Instructions to follow
Every line of the material is to be quoted verbatim, minus the pictures.

The records

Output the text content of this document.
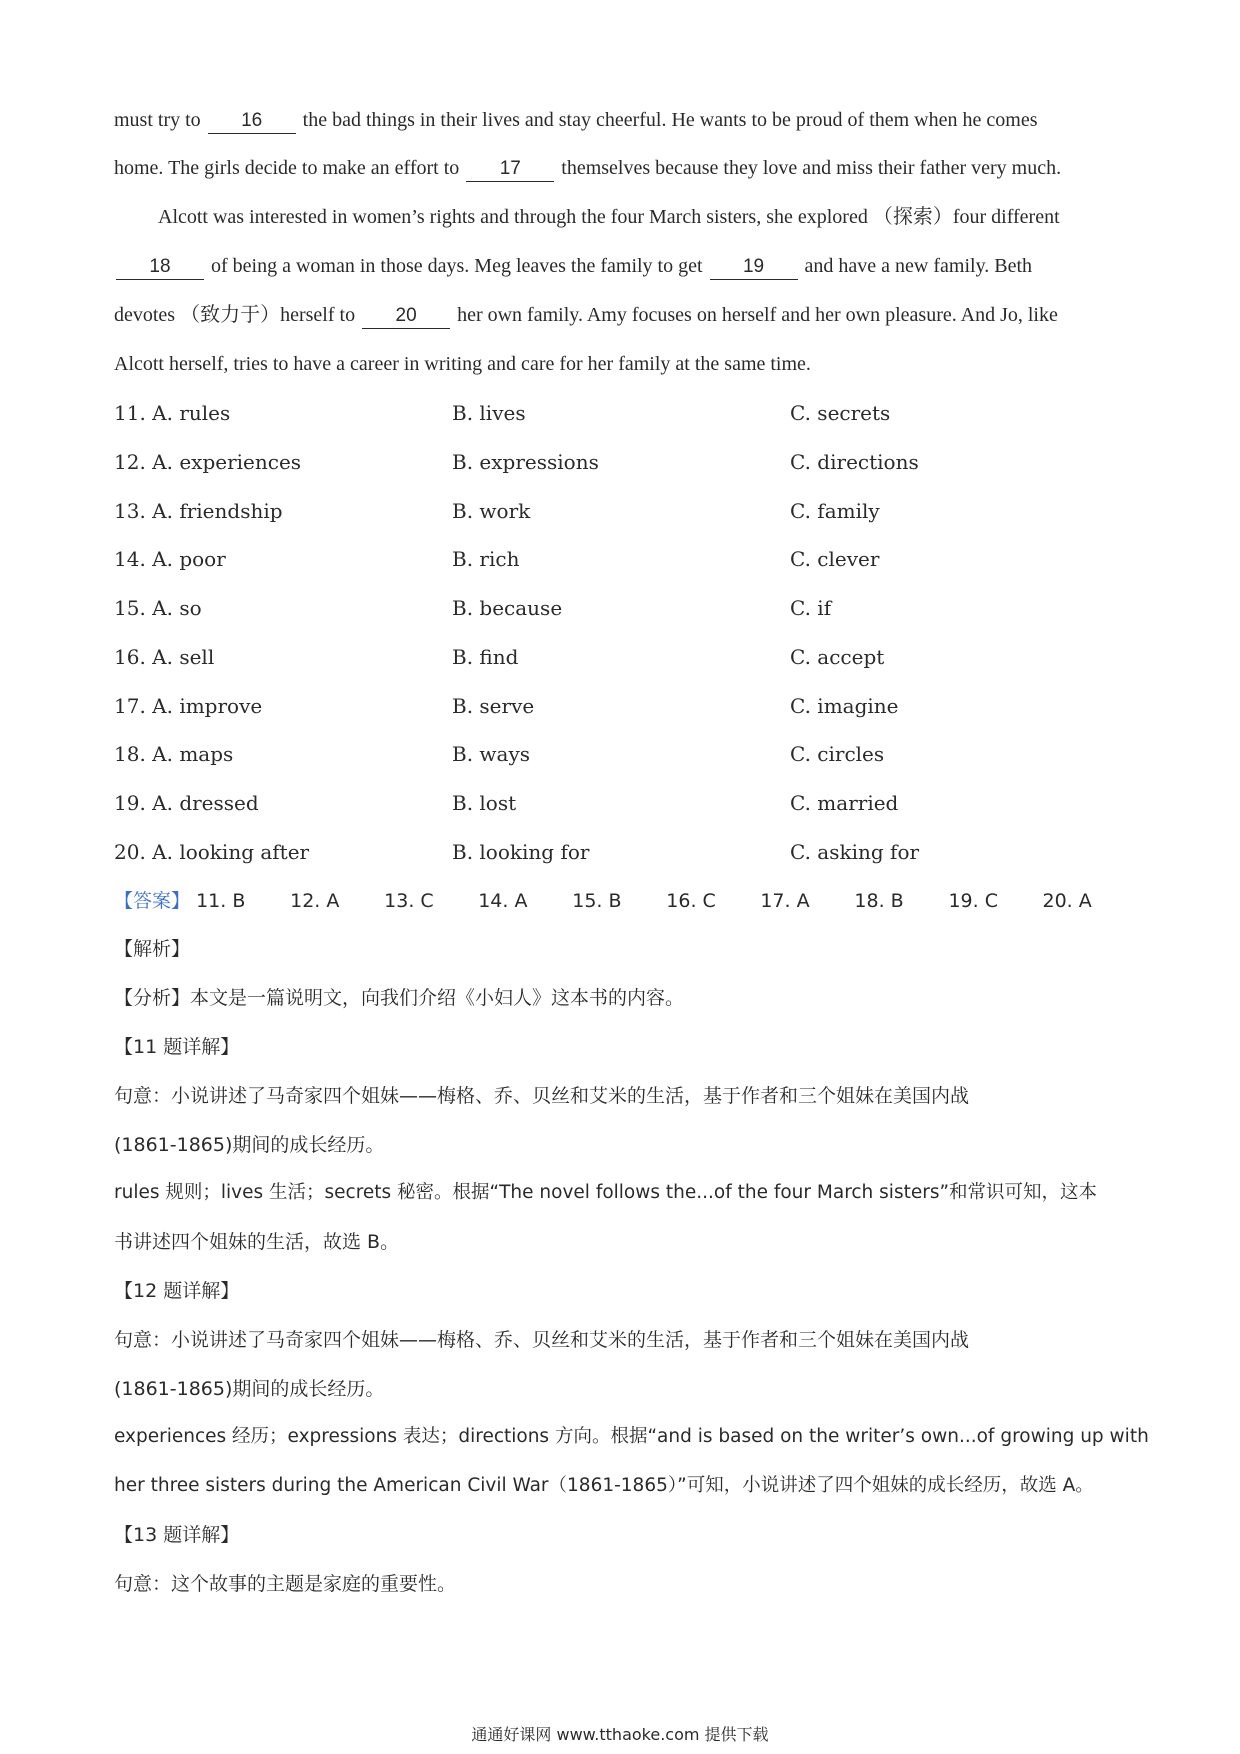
must try to 16 the bad things in their lives and stay cheerful. He wants to be proud of them when he comes
home. The girls decide to make an effort to 17 themselves because they love and miss their father very much.
Alcott was interested in women’s rights and through the four March sisters, she explored （探索）four different
18 of being a woman in those days. Meg leaves the family to get 19 and have a new family. Beth
devotes （致力于）herself to 20 her own family. Amy focuses on herself and her own pleasure. And Jo, like
Alcott herself, tries to have a career in writing and care for her family at the same time.
11. A. rules	B. lives	C. secrets
12. A. experiences	B. expressions	C. directions
13. A. friendship	B. work	C. family
14. A. poor	B. rich	C. clever
15. A. so	B. because	C. if
16. A. sell	B. find	C. accept
17. A. improve	B. serve	C. imagine
18. A. maps	B. ways	C. circles
19. A. dressed	B. lost	C. married
20. A. looking after	B. looking for	C. asking for
【答案】 11. B 12. A 13. C 14. A 15. B 16. C 17. A 18. B 19. C 20. A
【解析】
【分析】本文是一篇说明文，向我们介绍《小妇人》这本书的内容。
【11 题详解】
句意：小说讲述了马奇家四个姐妹——梅格、乔、贝丝和艾米的生活，基于作者和三个姐妹在美国内战
(1861-1865)期间的成长经历。
rules 规则；lives 生活；secrets 秘密。根据“The novel follows the...of the four March sisters”和常识可知，这本
书讲述四个姐妹的生活，故选 B。
【12 题详解】
句意：小说讲述了马奇家四个姐妹——梅格、乔、贝丝和艾米的生活，基于作者和三个姐妹在美国内战
(1861-1865)期间的成长经历。
experiences 经历；expressions 表达；directions 方向。根据“and is based on the writer’s own...of growing up with
her three sisters during the American Civil War（1861-1865）”可知，小说讲述了四个姐妹的成长经历，故选 A。
【13 题详解】
句意：这个故事的主题是家庭的重要性。
通通好课网 www.tthaoke.com 提供下载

Correct answer
Output the text content of this document.
must try to 16 the bad things in their lives and stay cheerful. He wants to be proud of them when he comes
home. The girls decide to make an effort to 17 themselves because they love and miss their father very much.
Alcott was interested in women’s rights and through the four March sisters, she explored （探索）four different
18 of being a woman in those days. Meg leaves the family to get 19 and have a new family. Beth
devotes （致力于）herself to 20 her own family. Amy focuses on herself and her own pleasure. And Jo, like
Alcott herself, tries to have a career in writing and care for her family at the same time.
11. A. rules	B. lives	C. secrets
12. A. experiences	B. expressions	C. directions
13. A. friendship	B. work	C. family
14. A. poor	B. rich	C. clever
15. A. so	B. because	C. if
16. A. sell	B. find	C. accept
17. A. improve	B. serve	C. imagine
18. A. maps	B. ways	C. circles
19. A. dressed	B. lost	C. married
20. A. looking after	B. looking for	C. asking for
【答案】 11. B 12. A 13. C 14. A 15. B 16. C 17. A 18. B 19. C 20. A
【解析】
【分析】本文是一篇说明文，向我们介绍《小妇人》这本书的内容。
【11 题详解】
句意：小说讲述了马奇家四个姐妹——梅格、乔、贝丝和艾米的生活，基于作者和三个姐妹在美国内战
(1861-1865)期间的成长经历。
rules 规则；lives 生活；secrets 秘密。根据“The novel follows the...of the four March sisters”和常识可知，这本
书讲述四个姐妹的生活，故选 B。
【12 题详解】
句意：小说讲述了马奇家四个姐妹——梅格、乔、贝丝和艾米的生活，基于作者和三个姐妹在美国内战
(1861-1865)期间的成长经历。
experiences 经历；expressions 表达；directions 方向。根据“and is based on the writer’s own...of growing up with
her three sisters during the American Civil War（1861-1865）”可知，小说讲述了四个姐妹的成长经历，故选 A。
【13 题详解】
句意：这个故事的主题是家庭的重要性。
通通好课网 www.tthaoke.com 提供下载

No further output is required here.